(Layout region records)
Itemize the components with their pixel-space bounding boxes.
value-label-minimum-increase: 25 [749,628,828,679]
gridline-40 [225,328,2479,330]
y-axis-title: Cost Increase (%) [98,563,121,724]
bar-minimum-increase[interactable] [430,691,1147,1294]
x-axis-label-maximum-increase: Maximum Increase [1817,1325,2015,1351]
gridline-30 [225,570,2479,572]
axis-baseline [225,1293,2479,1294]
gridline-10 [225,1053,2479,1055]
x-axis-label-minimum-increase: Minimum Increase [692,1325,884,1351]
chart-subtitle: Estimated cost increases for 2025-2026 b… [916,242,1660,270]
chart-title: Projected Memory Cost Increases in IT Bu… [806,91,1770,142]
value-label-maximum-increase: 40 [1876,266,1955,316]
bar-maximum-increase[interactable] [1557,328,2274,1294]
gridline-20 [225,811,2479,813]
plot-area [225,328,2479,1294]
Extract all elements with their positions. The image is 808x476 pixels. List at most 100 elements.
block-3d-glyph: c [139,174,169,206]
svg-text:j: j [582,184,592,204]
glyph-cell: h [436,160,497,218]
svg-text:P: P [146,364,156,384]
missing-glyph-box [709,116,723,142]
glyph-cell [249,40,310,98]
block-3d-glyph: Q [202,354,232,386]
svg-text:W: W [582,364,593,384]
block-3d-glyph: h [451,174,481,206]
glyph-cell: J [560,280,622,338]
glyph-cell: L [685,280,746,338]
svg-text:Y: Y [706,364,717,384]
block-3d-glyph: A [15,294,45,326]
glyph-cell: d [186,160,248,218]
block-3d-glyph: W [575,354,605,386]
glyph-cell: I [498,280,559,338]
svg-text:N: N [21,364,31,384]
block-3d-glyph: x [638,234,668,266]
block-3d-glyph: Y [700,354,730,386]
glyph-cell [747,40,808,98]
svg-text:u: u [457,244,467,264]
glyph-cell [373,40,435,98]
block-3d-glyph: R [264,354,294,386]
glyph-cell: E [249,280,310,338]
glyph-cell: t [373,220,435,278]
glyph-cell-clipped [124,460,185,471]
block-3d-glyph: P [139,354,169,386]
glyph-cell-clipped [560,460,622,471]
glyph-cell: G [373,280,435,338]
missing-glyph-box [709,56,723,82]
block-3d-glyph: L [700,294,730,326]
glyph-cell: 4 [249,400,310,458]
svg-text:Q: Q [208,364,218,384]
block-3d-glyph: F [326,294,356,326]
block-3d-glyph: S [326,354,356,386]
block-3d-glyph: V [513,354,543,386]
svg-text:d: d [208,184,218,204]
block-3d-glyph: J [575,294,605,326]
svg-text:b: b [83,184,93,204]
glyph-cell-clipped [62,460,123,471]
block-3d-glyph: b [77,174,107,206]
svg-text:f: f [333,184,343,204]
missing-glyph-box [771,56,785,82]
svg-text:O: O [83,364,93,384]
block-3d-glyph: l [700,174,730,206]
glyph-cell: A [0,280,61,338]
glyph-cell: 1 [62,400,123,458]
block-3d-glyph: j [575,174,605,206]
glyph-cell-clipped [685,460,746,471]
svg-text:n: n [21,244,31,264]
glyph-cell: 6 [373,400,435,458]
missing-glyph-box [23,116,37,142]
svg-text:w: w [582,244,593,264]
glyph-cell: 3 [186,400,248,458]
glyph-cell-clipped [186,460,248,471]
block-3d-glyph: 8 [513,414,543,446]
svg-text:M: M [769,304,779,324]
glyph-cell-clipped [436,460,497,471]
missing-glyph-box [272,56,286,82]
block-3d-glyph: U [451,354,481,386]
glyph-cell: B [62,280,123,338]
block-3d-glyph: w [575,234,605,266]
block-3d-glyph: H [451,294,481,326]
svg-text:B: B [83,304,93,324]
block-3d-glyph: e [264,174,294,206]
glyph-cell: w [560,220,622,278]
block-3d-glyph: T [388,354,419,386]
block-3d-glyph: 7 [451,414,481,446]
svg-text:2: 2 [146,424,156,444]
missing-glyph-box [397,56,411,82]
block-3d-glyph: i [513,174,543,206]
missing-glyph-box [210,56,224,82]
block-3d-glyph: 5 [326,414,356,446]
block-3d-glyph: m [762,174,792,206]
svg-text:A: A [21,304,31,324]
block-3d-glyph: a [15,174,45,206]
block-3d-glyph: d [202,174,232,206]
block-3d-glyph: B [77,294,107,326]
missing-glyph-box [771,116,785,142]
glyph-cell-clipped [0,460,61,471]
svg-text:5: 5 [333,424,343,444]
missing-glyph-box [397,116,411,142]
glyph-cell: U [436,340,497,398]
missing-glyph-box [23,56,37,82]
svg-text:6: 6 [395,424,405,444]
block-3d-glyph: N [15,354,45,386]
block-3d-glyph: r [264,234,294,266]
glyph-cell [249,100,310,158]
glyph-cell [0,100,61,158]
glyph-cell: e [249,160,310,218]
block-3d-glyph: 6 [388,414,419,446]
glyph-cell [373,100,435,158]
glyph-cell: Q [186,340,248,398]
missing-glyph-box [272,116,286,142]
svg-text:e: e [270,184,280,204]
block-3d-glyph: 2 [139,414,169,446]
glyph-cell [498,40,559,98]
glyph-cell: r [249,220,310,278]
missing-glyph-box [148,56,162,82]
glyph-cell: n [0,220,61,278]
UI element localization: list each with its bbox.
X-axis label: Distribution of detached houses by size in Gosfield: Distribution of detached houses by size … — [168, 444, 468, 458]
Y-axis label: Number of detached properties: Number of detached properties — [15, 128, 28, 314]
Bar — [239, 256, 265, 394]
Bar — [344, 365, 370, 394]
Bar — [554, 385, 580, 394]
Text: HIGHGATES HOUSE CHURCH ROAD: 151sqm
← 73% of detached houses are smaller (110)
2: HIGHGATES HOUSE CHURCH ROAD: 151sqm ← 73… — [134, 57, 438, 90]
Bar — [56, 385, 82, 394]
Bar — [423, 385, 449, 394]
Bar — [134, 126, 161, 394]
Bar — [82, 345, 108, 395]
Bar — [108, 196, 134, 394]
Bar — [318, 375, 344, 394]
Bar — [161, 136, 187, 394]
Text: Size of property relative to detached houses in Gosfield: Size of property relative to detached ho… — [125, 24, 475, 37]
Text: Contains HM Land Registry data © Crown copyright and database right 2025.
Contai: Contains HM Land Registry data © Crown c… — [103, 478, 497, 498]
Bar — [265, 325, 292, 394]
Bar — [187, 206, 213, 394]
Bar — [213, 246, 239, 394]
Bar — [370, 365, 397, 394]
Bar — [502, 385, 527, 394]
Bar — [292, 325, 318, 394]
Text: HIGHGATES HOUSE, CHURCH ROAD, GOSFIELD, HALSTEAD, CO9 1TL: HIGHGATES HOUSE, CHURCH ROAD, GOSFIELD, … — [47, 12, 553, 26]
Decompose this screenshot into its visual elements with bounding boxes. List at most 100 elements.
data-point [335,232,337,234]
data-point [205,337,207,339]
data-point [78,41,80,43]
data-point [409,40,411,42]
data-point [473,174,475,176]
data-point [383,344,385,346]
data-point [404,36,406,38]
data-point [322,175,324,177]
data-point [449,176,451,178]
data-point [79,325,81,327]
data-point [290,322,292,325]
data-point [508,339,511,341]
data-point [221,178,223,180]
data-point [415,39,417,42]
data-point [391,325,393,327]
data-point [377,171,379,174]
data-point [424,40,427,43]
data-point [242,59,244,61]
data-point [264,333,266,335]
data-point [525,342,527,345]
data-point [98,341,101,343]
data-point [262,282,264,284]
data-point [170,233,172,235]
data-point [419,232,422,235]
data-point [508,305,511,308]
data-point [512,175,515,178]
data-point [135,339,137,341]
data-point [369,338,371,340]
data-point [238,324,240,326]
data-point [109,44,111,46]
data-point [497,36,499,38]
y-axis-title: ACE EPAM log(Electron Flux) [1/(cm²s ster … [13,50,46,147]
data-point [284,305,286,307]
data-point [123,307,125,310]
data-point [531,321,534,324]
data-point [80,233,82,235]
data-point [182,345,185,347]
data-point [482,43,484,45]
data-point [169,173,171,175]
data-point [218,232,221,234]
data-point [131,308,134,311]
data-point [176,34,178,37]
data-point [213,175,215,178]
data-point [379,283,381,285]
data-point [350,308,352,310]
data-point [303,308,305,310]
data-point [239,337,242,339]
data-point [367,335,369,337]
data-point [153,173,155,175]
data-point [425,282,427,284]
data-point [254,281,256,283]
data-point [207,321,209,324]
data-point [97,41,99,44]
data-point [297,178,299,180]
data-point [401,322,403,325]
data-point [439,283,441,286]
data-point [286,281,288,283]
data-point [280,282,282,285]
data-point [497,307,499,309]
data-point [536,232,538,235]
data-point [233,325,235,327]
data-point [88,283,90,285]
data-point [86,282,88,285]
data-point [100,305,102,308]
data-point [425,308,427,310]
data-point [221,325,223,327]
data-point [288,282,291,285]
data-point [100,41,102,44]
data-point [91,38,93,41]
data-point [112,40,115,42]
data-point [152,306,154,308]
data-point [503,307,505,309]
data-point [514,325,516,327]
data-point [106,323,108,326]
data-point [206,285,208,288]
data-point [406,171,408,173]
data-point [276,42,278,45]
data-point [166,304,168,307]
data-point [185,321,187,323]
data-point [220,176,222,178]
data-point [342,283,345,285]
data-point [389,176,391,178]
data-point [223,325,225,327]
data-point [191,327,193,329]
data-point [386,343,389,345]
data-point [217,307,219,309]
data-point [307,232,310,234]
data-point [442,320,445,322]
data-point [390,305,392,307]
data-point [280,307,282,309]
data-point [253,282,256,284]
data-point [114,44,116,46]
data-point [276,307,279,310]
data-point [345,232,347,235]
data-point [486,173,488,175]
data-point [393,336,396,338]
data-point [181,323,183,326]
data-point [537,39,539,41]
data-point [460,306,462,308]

[The exercise] Rewrite the records from their first line up to and including the line with "x-axis-label-minimum-increase: Minimum Increase", substituting "guideline" for every "gridline" and leaving everything else unchanged.

[Solution below]
Itemize the components with their pixel-space bounding boxes.
value-label-minimum-increase: 25 [749,628,828,679]
guideline-40 [225,328,2479,330]
y-axis-title: Cost Increase (%) [98,563,121,724]
bar-minimum-increase[interactable] [430,691,1147,1294]
x-axis-label-maximum-increase: Maximum Increase [1817,1325,2015,1351]
guideline-30 [225,570,2479,572]
axis-baseline [225,1293,2479,1294]
guideline-10 [225,1053,2479,1055]
x-axis-label-minimum-increase: Minimum Increase [692,1325,884,1351]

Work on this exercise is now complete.